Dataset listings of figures
§
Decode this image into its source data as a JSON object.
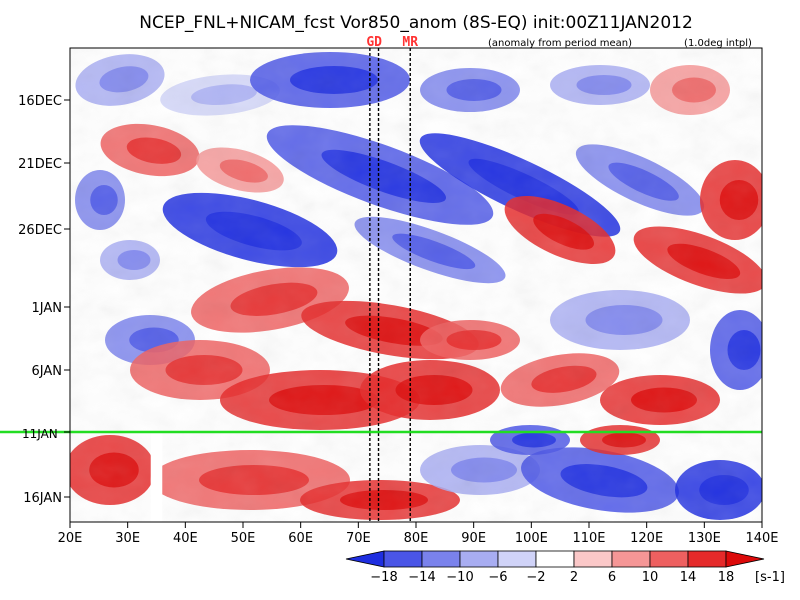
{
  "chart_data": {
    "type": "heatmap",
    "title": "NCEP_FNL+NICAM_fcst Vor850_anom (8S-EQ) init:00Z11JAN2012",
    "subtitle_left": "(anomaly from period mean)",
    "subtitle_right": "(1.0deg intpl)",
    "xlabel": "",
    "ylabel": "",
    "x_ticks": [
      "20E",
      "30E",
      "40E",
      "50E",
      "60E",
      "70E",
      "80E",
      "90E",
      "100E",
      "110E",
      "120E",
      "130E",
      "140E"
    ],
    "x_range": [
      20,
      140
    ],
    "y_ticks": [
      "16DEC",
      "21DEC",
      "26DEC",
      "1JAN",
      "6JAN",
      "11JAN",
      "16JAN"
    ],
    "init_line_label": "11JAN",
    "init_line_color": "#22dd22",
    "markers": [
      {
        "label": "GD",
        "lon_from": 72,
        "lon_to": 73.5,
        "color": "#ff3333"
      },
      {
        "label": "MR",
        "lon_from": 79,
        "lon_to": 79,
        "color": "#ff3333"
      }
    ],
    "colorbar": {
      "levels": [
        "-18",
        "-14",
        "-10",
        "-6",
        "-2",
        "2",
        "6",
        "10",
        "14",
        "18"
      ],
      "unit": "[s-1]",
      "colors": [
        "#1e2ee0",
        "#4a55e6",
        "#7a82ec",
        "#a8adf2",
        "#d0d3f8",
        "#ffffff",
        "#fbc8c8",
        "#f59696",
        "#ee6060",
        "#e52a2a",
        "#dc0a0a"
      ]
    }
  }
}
§
● Exercise prompt: Please transcribe the material above exactly as written. Leave the pictures out.

● Solution below:
Decode this image into its source data as a JSON object.
{
  "chart_data": {
    "type": "heatmap",
    "title": "NCEP_FNL+NICAM_fcst Vor850_anom (8S-EQ) init:00Z11JAN2012",
    "subtitle_left": "(anomaly from period mean)",
    "subtitle_right": "(1.0deg intpl)",
    "xlabel": "",
    "ylabel": "",
    "x_ticks": [
      "20E",
      "30E",
      "40E",
      "50E",
      "60E",
      "70E",
      "80E",
      "90E",
      "100E",
      "110E",
      "120E",
      "130E",
      "140E"
    ],
    "x_range": [
      20,
      140
    ],
    "y_ticks": [
      "16DEC",
      "21DEC",
      "26DEC",
      "1JAN",
      "6JAN",
      "11JAN",
      "16JAN"
    ],
    "init_line_label": "11JAN",
    "init_line_color": "#22dd22",
    "markers": [
      {
        "label": "GD",
        "lon_from": 72,
        "lon_to": 73.5,
        "color": "#ff3333"
      },
      {
        "label": "MR",
        "lon_from": 79,
        "lon_to": 79,
        "color": "#ff3333"
      }
    ],
    "colorbar": {
      "levels": [
        "-18",
        "-14",
        "-10",
        "-6",
        "-2",
        "2",
        "6",
        "10",
        "14",
        "18"
      ],
      "unit": "[s-1]",
      "colors": [
        "#1e2ee0",
        "#4a55e6",
        "#7a82ec",
        "#a8adf2",
        "#d0d3f8",
        "#ffffff",
        "#fbc8c8",
        "#f59696",
        "#ee6060",
        "#e52a2a",
        "#dc0a0a"
      ]
    }
  }
}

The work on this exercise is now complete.